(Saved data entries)
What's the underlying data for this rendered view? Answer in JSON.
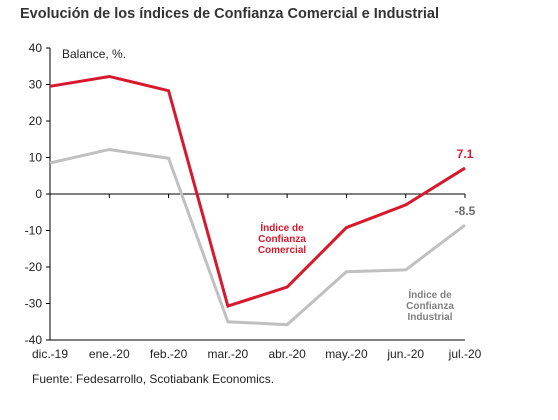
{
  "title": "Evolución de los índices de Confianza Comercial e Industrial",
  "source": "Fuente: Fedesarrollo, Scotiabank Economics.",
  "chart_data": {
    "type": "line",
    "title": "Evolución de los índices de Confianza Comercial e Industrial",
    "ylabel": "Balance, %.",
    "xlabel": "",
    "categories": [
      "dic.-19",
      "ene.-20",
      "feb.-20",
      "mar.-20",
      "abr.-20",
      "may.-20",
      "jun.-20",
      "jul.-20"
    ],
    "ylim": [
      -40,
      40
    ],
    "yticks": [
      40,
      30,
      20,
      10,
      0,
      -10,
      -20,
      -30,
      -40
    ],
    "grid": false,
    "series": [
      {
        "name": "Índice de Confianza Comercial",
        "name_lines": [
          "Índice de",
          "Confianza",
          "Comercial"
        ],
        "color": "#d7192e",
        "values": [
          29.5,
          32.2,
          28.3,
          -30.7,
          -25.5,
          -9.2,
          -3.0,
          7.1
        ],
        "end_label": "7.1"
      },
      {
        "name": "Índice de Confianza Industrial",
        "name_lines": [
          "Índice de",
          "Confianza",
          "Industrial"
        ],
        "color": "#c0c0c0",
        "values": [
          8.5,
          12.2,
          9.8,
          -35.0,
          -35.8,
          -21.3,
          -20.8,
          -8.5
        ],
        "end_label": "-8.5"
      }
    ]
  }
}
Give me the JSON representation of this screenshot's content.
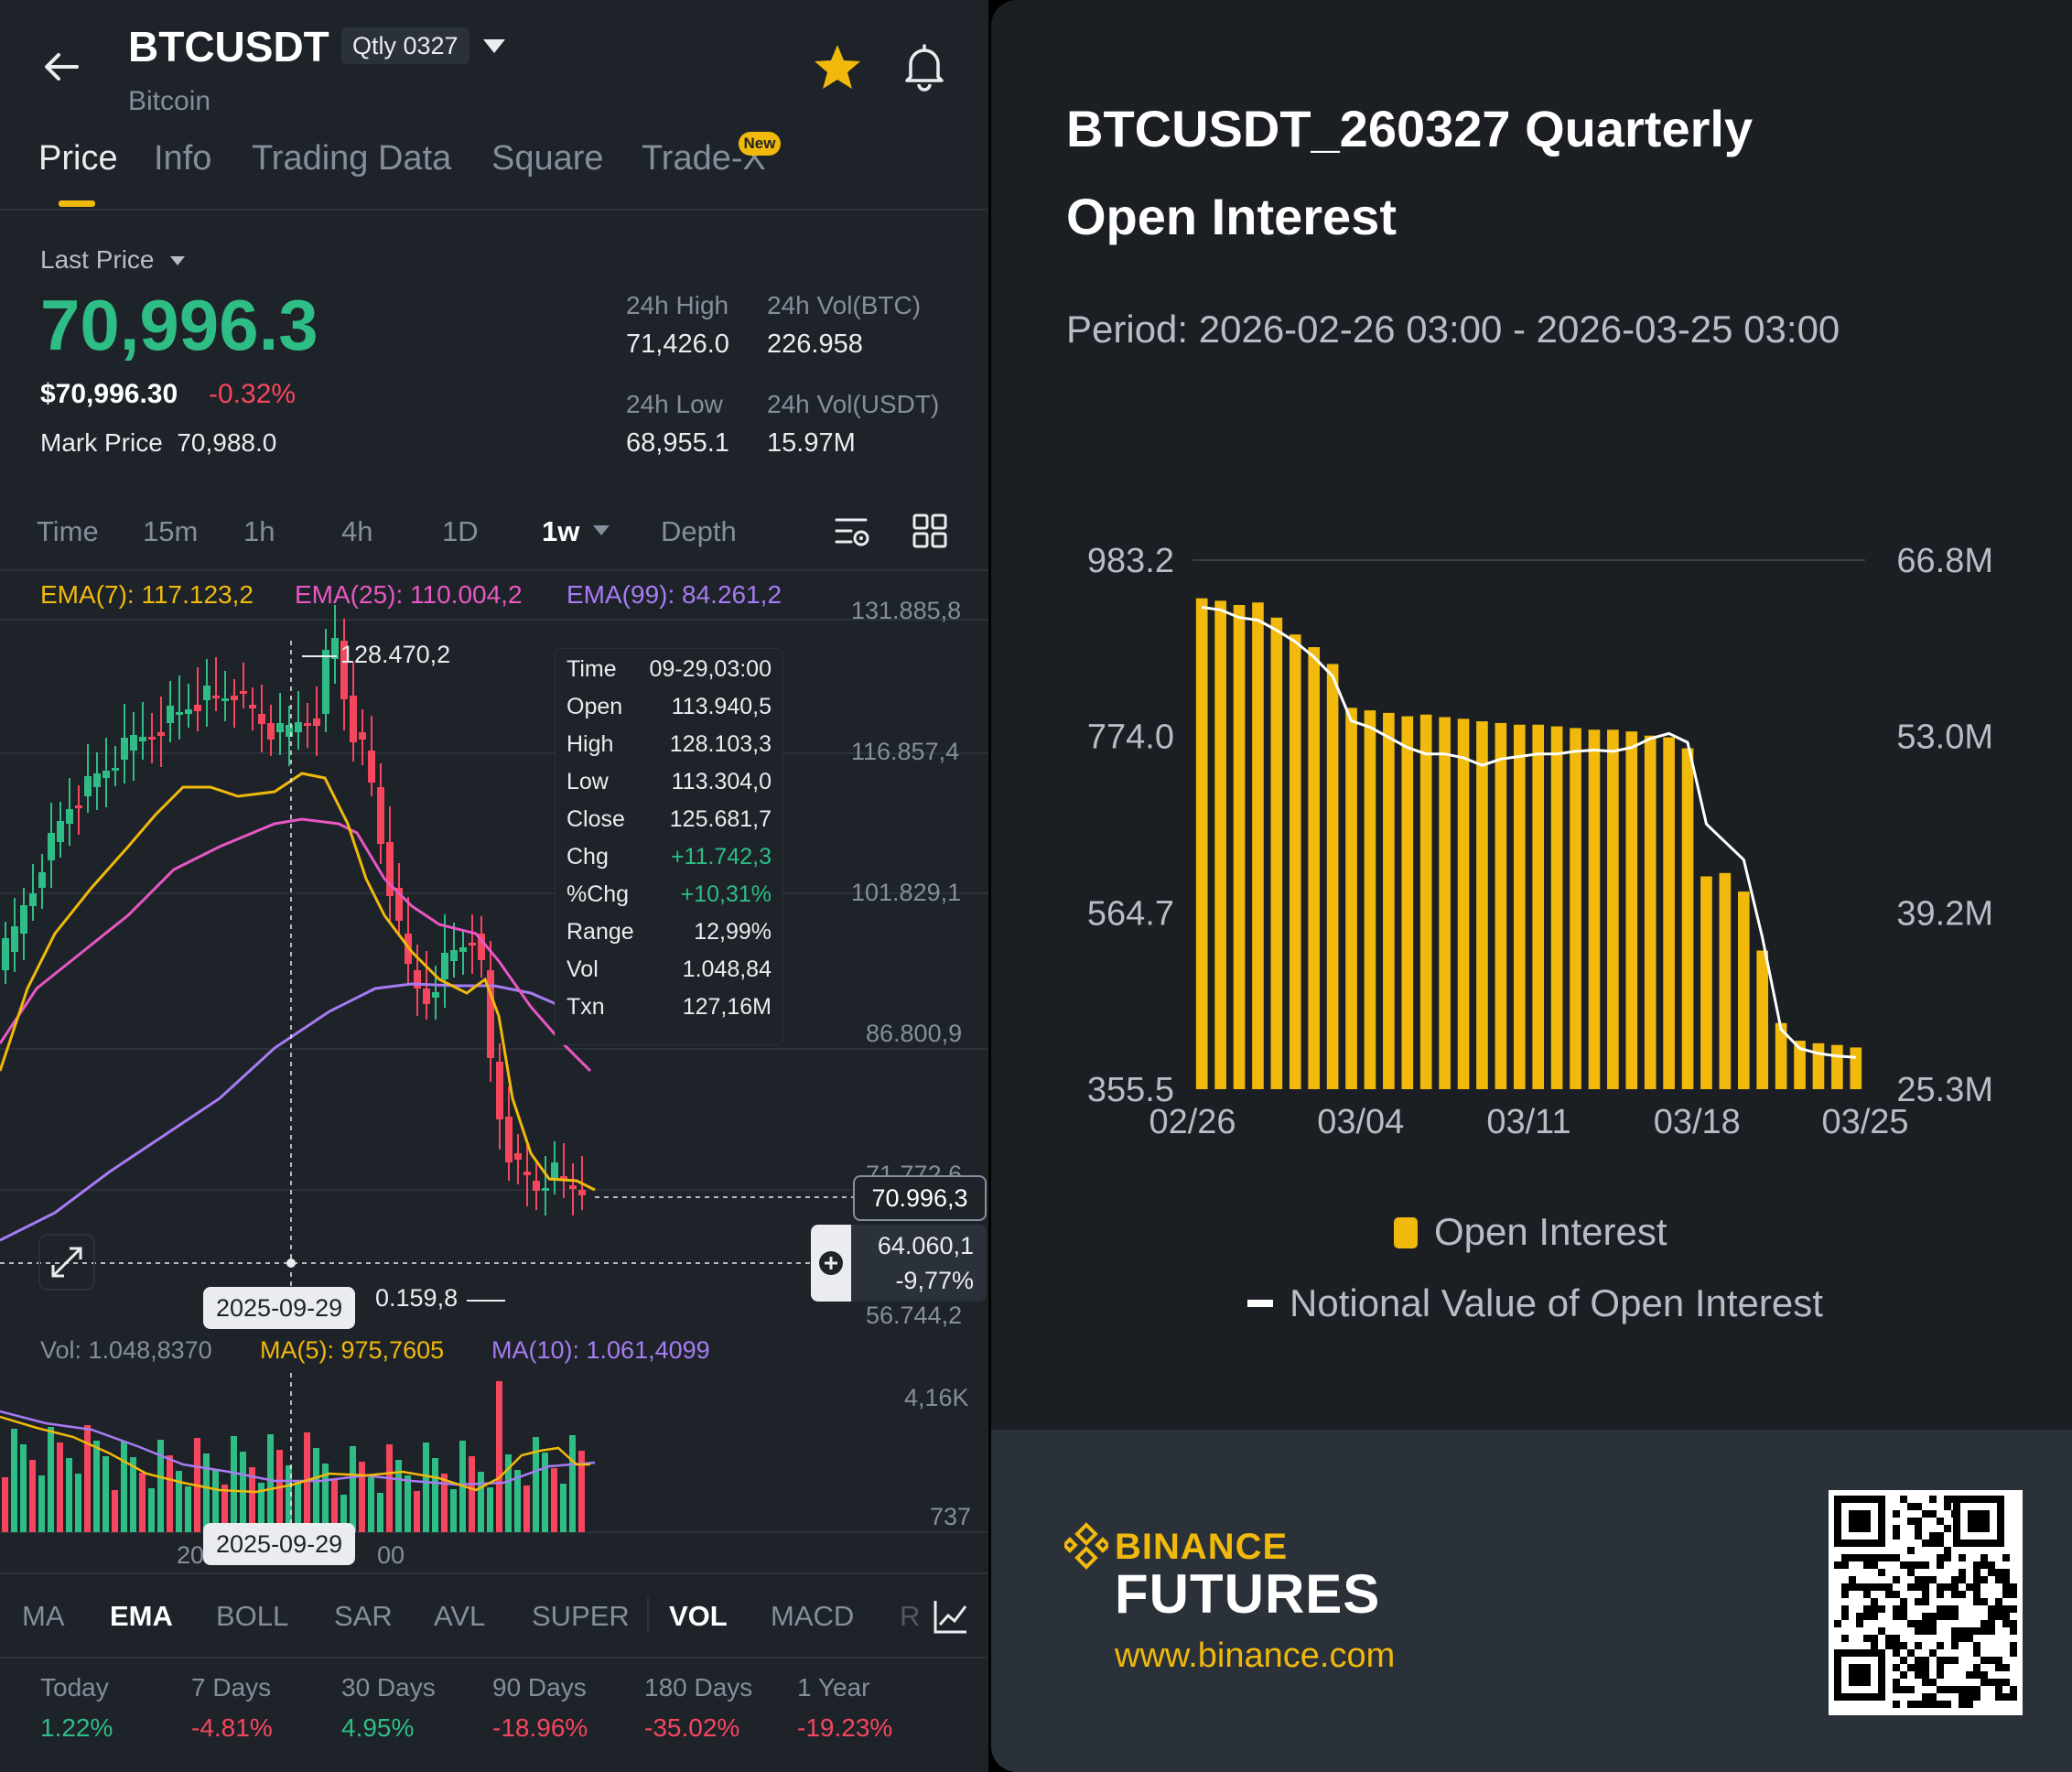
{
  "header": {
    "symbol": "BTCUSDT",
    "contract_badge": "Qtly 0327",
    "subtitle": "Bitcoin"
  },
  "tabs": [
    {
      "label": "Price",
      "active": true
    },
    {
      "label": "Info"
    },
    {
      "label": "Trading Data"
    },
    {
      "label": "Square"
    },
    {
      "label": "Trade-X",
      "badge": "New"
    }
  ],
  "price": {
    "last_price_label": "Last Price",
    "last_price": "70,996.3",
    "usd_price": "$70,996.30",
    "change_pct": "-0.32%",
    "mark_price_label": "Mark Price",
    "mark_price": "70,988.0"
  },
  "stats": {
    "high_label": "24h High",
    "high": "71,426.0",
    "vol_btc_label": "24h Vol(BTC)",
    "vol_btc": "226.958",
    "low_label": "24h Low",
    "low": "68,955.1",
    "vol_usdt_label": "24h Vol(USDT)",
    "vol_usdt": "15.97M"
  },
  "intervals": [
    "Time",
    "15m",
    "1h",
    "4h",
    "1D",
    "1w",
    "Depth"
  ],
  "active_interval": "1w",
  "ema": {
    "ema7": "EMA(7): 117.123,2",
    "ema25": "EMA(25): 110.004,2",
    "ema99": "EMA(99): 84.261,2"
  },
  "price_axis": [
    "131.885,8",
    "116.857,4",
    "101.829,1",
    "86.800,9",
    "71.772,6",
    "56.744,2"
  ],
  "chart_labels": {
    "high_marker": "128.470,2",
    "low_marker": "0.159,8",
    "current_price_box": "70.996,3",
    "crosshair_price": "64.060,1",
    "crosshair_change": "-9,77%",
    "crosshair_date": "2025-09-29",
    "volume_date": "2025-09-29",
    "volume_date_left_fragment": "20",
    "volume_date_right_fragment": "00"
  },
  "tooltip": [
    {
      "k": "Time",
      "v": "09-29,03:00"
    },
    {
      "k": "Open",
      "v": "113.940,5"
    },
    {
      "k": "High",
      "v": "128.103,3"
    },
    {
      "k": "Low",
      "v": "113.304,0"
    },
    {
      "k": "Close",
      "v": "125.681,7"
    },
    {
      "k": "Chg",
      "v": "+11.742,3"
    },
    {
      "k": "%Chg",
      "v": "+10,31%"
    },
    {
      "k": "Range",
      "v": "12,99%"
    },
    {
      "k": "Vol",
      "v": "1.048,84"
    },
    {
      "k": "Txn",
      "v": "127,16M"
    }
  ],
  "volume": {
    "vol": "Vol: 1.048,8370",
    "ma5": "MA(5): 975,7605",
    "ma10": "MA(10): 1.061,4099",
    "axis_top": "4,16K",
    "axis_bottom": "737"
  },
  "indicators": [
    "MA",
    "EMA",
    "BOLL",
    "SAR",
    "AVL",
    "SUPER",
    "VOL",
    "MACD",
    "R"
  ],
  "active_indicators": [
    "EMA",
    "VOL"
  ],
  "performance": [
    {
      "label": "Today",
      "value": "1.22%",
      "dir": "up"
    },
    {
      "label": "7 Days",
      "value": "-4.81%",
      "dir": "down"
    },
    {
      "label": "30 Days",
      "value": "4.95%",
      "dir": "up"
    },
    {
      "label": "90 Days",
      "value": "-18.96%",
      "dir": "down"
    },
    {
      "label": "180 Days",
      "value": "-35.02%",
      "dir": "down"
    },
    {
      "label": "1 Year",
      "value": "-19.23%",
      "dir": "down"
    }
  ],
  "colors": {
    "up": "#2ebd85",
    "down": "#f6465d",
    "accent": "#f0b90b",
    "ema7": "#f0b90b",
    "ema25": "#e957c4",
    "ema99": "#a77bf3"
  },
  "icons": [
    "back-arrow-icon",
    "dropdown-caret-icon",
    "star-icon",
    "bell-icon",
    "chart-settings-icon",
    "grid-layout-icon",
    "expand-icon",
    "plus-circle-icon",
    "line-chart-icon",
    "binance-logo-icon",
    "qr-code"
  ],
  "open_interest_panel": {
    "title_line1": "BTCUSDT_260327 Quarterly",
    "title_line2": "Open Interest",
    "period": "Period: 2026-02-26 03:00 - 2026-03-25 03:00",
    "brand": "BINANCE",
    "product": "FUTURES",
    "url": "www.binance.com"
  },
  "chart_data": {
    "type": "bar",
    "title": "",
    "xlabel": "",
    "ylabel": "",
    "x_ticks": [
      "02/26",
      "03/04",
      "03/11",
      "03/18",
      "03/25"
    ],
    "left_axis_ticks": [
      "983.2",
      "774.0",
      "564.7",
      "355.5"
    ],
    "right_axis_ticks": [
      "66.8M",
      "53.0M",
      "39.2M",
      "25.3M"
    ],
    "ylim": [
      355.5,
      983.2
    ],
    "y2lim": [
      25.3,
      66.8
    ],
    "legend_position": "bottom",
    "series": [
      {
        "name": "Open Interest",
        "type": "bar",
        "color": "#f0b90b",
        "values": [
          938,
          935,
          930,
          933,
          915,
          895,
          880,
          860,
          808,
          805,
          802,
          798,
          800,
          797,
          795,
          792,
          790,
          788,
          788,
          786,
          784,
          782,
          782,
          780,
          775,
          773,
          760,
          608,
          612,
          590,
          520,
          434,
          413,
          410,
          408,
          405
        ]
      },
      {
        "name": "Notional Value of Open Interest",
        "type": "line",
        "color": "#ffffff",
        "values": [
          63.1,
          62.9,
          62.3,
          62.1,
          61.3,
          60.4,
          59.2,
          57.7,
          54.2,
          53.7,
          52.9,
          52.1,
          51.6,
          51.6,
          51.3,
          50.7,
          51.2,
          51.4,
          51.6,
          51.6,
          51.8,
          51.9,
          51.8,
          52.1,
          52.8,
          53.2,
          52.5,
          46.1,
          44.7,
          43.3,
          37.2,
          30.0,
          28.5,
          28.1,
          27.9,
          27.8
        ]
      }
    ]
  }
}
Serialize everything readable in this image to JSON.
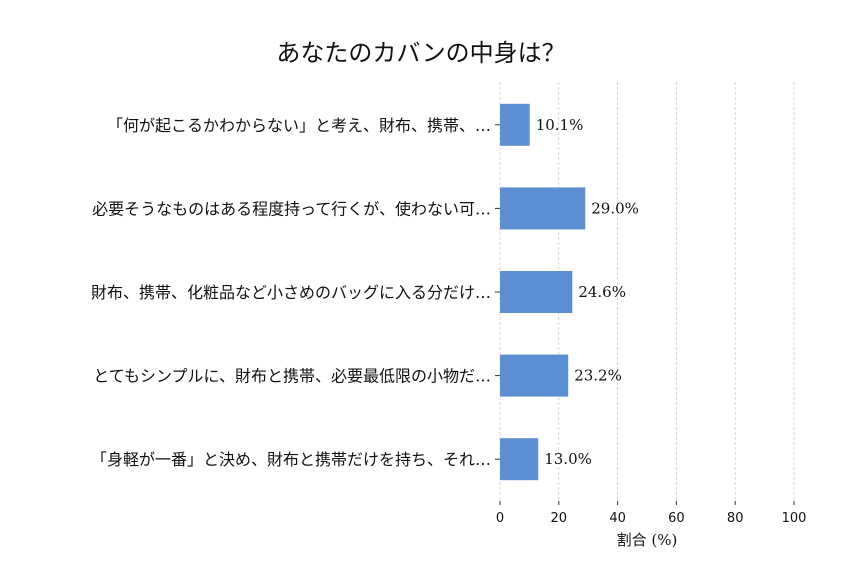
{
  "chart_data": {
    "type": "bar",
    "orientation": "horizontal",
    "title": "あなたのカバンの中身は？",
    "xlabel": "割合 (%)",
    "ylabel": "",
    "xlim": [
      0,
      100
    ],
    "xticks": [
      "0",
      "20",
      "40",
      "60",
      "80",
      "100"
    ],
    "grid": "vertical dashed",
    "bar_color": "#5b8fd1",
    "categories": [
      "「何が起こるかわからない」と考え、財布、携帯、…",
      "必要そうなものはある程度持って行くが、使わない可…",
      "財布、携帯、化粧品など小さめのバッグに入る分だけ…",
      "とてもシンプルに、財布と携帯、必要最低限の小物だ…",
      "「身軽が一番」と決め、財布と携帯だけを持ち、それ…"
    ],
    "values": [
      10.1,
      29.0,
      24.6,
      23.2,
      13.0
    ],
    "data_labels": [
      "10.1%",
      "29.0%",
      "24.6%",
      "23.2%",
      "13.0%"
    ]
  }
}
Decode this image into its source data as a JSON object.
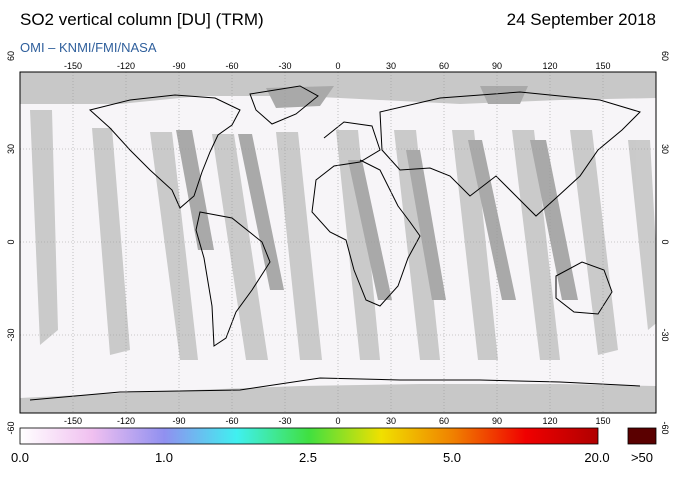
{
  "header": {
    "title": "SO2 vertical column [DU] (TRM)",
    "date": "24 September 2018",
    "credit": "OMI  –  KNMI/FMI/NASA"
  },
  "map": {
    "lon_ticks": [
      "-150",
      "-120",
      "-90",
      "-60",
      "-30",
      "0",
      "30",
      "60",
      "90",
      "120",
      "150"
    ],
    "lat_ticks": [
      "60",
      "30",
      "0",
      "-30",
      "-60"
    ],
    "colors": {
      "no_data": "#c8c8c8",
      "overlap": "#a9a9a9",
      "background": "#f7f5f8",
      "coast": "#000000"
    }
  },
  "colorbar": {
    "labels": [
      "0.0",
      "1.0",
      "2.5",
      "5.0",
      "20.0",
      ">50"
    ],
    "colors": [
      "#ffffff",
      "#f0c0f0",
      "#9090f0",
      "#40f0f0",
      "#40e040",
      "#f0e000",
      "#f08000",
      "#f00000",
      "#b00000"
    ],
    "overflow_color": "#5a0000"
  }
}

### What to work on
From the listing above, copy every line that includes the word "image".

### Worked answer
Serialize everything readable in this image to JSON.
Decode this image into its source data as a JSON object.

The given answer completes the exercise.